__DO THIS__. Transcribe all of the material exactly.

======== GIVEN DATA ========

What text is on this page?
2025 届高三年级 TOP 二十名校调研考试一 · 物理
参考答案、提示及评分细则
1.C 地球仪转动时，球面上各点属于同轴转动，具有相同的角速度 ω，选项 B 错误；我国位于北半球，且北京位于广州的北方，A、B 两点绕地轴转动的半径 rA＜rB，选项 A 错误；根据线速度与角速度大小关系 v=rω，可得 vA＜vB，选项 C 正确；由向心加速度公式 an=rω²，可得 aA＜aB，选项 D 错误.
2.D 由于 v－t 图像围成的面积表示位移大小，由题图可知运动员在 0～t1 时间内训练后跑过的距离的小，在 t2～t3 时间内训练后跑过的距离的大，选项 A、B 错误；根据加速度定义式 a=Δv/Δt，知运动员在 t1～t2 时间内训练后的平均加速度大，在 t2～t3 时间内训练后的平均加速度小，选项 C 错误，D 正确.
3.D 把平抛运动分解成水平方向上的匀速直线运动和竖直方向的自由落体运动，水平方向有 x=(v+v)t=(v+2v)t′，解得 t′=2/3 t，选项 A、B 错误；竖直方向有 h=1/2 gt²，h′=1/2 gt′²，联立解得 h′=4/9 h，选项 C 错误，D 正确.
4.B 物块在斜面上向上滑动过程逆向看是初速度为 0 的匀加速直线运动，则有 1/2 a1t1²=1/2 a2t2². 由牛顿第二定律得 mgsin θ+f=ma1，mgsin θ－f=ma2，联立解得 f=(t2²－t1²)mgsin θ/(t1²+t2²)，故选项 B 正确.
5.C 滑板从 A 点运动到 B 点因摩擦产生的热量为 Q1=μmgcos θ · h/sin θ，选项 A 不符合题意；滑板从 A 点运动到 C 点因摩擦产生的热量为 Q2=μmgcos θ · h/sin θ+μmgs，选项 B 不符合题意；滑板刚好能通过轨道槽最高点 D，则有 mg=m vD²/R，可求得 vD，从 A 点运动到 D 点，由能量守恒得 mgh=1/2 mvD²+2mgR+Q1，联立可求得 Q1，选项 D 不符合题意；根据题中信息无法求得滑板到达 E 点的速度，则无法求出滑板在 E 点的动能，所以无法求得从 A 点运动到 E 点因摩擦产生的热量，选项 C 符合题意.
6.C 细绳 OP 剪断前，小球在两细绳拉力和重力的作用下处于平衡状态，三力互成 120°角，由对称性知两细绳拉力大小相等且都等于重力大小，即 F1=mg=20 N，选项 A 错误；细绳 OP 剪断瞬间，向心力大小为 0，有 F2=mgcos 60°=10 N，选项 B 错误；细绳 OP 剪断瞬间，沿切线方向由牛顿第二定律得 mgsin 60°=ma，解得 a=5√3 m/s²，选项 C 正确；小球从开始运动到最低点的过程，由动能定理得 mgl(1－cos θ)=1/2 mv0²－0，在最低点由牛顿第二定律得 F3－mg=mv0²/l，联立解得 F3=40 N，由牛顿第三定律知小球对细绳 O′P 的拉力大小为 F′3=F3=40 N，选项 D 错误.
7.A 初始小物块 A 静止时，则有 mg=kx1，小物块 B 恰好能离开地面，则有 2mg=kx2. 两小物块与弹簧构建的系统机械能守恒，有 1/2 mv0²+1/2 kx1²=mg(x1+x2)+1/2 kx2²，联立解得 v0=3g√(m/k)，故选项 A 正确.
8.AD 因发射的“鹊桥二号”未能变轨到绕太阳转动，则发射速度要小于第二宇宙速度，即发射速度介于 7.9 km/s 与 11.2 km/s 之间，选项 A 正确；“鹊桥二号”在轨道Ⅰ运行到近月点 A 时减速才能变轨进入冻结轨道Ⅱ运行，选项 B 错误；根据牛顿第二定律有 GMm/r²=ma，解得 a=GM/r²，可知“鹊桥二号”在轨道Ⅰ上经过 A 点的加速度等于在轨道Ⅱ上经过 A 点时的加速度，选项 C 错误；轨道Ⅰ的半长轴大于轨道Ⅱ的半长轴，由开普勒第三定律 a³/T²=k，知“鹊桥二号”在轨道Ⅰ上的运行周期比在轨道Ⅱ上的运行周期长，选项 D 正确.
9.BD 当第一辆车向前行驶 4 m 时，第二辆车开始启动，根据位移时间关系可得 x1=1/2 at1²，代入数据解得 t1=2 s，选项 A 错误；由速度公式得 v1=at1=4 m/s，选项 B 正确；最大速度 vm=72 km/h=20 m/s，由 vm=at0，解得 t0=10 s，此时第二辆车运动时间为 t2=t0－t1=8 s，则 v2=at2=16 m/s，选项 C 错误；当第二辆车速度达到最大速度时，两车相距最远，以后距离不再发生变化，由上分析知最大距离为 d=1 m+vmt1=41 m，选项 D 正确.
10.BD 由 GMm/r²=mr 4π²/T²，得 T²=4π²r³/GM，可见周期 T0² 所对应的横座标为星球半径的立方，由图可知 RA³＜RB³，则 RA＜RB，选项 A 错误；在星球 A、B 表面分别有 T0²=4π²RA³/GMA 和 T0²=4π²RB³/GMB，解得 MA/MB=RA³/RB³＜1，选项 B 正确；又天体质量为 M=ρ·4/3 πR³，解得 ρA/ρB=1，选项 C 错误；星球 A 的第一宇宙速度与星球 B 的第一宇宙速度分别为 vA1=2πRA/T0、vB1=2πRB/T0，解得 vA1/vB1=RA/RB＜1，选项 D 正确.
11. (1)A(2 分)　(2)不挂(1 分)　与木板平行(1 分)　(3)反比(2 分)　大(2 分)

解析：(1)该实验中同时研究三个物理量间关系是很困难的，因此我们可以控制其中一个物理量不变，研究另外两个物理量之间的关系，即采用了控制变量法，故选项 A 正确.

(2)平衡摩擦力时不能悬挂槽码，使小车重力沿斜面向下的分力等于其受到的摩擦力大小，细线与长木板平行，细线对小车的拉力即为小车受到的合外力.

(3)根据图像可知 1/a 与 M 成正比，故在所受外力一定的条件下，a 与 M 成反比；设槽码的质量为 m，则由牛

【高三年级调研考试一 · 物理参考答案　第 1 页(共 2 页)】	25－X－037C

========

__WRITTEN REPLY__.
What text is on this page?
2025 届高三年级 TOP 二十名校调研考试一 · 物理
参考答案、提示及评分细则
1.C 地球仪转动时，球面上各点属于同轴转动，具有相同的角速度 ω，选项 B 错误；我国位于北半球，且北京位于广州的北方，A、B 两点绕地轴转动的半径 rA＜rB，选项 A 错误；根据线速度与角速度大小关系 v=rω，可得 vA＜vB，选项 C 正确；由向心加速度公式 an=rω²，可得 aA＜aB，选项 D 错误.
2.D 由于 v－t 图像围成的面积表示位移大小，由题图可知运动员在 0～t1 时间内训练后跑过的距离的小，在 t2～t3 时间内训练后跑过的距离的大，选项 A、B 错误；根据加速度定义式 a=Δv/Δt，知运动员在 t1～t2 时间内训练后的平均加速度大，在 t2～t3 时间内训练后的平均加速度小，选项 C 错误，D 正确.
3.D 把平抛运动分解成水平方向上的匀速直线运动和竖直方向的自由落体运动，水平方向有 x=(v+v)t=(v+2v)t′，解得 t′=2/3 t，选项 A、B 错误；竖直方向有 h=1/2 gt²，h′=1/2 gt′²，联立解得 h′=4/9 h，选项 C 错误，D 正确.
4.B 物块在斜面上向上滑动过程逆向看是初速度为 0 的匀加速直线运动，则有 1/2 a1t1²=1/2 a2t2². 由牛顿第二定律得 mgsin θ+f=ma1，mgsin θ－f=ma2，联立解得 f=(t2²－t1²)mgsin θ/(t1²+t2²)，故选项 B 正确.
5.C 滑板从 A 点运动到 B 点因摩擦产生的热量为 Q1=μmgcos θ · h/sin θ，选项 A 不符合题意；滑板从 A 点运动到 C 点因摩擦产生的热量为 Q2=μmgcos θ · h/sin θ+μmgs，选项 B 不符合题意；滑板刚好能通过轨道槽最高点 D，则有 mg=m vD²/R，可求得 vD，从 A 点运动到 D 点，由能量守恒得 mgh=1/2 mvD²+2mgR+Q1，联立可求得 Q1，选项 D 不符合题意；根据题中信息无法求得滑板到达 E 点的速度，则无法求出滑板在 E 点的动能，所以无法求得从 A 点运动到 E 点因摩擦产生的热量，选项 C 符合题意.
6.C 细绳 OP 剪断前，小球在两细绳拉力和重力的作用下处于平衡状态，三力互成 120°角，由对称性知两细绳拉力大小相等且都等于重力大小，即 F1=mg=20 N，选项 A 错误；细绳 OP 剪断瞬间，向心力大小为 0，有 F2=mgcos 60°=10 N，选项 B 错误；细绳 OP 剪断瞬间，沿切线方向由牛顿第二定律得 mgsin 60°=ma，解得 a=5√3 m/s²，选项 C 正确；小球从开始运动到最低点的过程，由动能定理得 mgl(1－cos θ)=1/2 mv0²－0，在最低点由牛顿第二定律得 F3－mg=mv0²/l，联立解得 F3=40 N，由牛顿第三定律知小球对细绳 O′P 的拉力大小为 F′3=F3=40 N，选项 D 错误.
7.A 初始小物块 A 静止时，则有 mg=kx1，小物块 B 恰好能离开地面，则有 2mg=kx2. 两小物块与弹簧构建的系统机械能守恒，有 1/2 mv0²+1/2 kx1²=mg(x1+x2)+1/2 kx2²，联立解得 v0=3g√(m/k)，故选项 A 正确.
8.AD 因发射的“鹊桥二号”未能变轨到绕太阳转动，则发射速度要小于第二宇宙速度，即发射速度介于 7.9 km/s 与 11.2 km/s 之间，选项 A 正确；“鹊桥二号”在轨道Ⅰ运行到近月点 A 时减速才能变轨进入冻结轨道Ⅱ运行，选项 B 错误；根据牛顿第二定律有 GMm/r²=ma，解得 a=GM/r²，可知“鹊桥二号”在轨道Ⅰ上经过 A 点的加速度等于在轨道Ⅱ上经过 A 点时的加速度，选项 C 错误；轨道Ⅰ的半长轴大于轨道Ⅱ的半长轴，由开普勒第三定律 a³/T²=k，知“鹊桥二号”在轨道Ⅰ上的运行周期比在轨道Ⅱ上的运行周期长，选项 D 正确.
9.BD 当第一辆车向前行驶 4 m 时，第二辆车开始启动，根据位移时间关系可得 x1=1/2 at1²，代入数据解得 t1=2 s，选项 A 错误；由速度公式得 v1=at1=4 m/s，选项 B 正确；最大速度 vm=72 km/h=20 m/s，由 vm=at0，解得 t0=10 s，此时第二辆车运动时间为 t2=t0－t1=8 s，则 v2=at2=16 m/s，选项 C 错误；当第二辆车速度达到最大速度时，两车相距最远，以后距离不再发生变化，由上分析知最大距离为 d=1 m+vmt1=41 m，选项 D 正确.
10.BD 由 GMm/r²=mr 4π²/T²，得 T²=4π²r³/GM，可见周期 T0² 所对应的横座标为星球半径的立方，由图可知 RA³＜RB³，则 RA＜RB，选项 A 错误；在星球 A、B 表面分别有 T0²=4π²RA³/GMA 和 T0²=4π²RB³/GMB，解得 MA/MB=RA³/RB³＜1，选项 B 正确；又天体质量为 M=ρ·4/3 πR³，解得 ρA/ρB=1，选项 C 错误；星球 A 的第一宇宙速度与星球 B 的第一宇宙速度分别为 vA1=2πRA/T0、vB1=2πRB/T0，解得 vA1/vB1=RA/RB＜1，选项 D 正确.
11. (1)A(2 分)　(2)不挂(1 分)　与木板平行(1 分)　(3)反比(2 分)　大(2 分)

解析：(1)该实验中同时研究三个物理量间关系是很困难的，因此我们可以控制其中一个物理量不变，研究另外两个物理量之间的关系，即采用了控制变量法，故选项 A 正确.

(2)平衡摩擦力时不能悬挂槽码，使小车重力沿斜面向下的分力等于其受到的摩擦力大小，细线与长木板平行，细线对小车的拉力即为小车受到的合外力.

(3)根据图像可知 1/a 与 M 成正比，故在所受外力一定的条件下，a 与 M 成反比；设槽码的质量为 m，则由牛

【高三年级调研考试一 · 物理参考答案　第 1 页(共 2 页)】	25－X－037C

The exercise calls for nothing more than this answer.